To be done:
Copy each line of the material below that includes the string "pour".

Exercise input:
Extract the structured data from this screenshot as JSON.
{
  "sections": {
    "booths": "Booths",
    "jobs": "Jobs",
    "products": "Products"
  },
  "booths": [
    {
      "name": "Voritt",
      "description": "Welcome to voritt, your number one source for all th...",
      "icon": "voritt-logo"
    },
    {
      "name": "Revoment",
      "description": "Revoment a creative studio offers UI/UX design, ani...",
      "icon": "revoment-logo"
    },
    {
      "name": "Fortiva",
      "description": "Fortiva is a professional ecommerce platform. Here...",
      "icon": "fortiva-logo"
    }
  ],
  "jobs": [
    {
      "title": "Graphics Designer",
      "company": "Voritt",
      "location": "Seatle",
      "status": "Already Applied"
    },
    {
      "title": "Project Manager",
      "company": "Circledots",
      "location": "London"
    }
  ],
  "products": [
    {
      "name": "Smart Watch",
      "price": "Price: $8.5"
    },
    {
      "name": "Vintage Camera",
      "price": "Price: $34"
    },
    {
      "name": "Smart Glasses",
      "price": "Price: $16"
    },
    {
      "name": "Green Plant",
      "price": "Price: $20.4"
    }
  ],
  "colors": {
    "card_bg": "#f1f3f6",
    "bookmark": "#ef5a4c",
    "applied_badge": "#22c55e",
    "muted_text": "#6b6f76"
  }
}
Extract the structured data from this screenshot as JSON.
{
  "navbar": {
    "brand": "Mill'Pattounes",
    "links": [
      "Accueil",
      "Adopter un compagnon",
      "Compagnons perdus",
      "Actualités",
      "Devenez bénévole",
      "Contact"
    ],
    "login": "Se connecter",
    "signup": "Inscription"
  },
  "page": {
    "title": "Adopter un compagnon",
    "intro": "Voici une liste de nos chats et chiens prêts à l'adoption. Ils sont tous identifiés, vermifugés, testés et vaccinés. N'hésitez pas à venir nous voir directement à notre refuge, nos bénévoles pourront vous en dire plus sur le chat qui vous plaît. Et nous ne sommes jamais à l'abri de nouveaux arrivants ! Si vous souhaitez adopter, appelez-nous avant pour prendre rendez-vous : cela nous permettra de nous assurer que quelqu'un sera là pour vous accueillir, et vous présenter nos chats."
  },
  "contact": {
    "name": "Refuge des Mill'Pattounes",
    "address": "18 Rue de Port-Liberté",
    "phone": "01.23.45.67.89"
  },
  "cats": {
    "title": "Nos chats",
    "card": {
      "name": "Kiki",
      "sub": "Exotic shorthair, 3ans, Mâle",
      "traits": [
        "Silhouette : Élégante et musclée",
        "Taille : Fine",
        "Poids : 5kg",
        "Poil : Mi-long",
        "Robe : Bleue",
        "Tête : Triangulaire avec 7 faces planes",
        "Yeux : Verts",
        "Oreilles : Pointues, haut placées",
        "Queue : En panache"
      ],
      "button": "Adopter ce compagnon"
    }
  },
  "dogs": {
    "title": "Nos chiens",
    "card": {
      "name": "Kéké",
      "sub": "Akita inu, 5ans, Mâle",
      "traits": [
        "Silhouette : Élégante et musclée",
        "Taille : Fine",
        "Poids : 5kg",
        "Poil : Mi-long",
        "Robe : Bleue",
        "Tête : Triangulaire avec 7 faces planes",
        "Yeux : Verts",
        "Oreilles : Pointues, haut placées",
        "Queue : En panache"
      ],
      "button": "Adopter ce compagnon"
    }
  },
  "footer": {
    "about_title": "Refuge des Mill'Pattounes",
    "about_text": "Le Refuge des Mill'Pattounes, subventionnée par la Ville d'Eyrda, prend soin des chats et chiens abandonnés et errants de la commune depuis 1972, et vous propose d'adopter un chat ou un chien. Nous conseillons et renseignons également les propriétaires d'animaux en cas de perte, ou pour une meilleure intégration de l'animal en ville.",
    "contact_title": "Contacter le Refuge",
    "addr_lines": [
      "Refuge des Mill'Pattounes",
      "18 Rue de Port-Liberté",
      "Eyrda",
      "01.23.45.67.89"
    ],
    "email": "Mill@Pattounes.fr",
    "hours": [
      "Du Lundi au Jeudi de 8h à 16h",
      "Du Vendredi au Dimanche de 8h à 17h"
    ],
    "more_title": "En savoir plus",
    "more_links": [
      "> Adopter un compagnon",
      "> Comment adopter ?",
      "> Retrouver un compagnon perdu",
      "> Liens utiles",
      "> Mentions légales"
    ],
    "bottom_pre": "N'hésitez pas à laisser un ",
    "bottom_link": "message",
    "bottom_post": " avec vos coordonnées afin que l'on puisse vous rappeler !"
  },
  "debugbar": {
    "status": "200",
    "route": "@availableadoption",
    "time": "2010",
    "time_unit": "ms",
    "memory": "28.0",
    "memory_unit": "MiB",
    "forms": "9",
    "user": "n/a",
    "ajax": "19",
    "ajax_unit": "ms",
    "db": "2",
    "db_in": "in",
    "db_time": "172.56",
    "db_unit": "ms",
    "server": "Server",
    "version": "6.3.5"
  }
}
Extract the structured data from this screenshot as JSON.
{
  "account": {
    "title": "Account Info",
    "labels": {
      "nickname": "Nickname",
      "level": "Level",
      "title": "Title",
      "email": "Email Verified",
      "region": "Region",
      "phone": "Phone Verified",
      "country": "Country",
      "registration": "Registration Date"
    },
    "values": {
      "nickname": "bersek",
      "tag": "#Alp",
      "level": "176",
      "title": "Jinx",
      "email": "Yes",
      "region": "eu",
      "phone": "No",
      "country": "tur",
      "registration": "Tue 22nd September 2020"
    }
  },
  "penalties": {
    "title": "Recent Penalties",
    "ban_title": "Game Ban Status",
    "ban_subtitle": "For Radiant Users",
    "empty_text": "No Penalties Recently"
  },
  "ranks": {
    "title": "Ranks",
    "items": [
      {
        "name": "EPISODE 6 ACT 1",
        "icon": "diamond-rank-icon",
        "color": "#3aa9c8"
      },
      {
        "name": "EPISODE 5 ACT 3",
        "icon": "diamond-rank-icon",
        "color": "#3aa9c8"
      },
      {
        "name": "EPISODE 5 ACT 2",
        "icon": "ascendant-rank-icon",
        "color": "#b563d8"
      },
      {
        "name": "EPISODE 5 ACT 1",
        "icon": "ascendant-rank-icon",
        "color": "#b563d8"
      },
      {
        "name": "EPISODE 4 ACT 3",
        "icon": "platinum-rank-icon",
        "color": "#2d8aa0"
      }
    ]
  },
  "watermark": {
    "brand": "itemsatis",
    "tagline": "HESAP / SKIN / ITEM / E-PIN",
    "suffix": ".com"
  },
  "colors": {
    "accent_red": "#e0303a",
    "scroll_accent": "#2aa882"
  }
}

Completed task:
    "intro": "Voici une liste de nos chats et chiens prêts à l'adoption. Ils sont tous identifiés, vermifugés, testés et vaccinés. N'hésitez pas à venir nous voir directement à notre refuge, nos bénévoles pourront vous en dire plus sur le chat qui vous plaît. Et nous ne sommes jamais à l'abri de nouveaux arrivants ! Si vous souhaitez adopter, appelez-nous avant pour prendre rendez-vous : cela nous permettra de nous assurer que quelqu'un sera là pour vous accueillir, et vous présenter nos chats."
    "about_text": "Le Refuge des Mill'Pattounes, subventionnée par la Ville d'Eyrda, prend soin des chats et chiens abandonnés et errants de la commune depuis 1972, et vous propose d'adopter un chat ou un chien. Nous conseillons et renseignons également les propriétaires d'animaux en cas de perte, ou pour une meilleure intégration de l'animal en ville.",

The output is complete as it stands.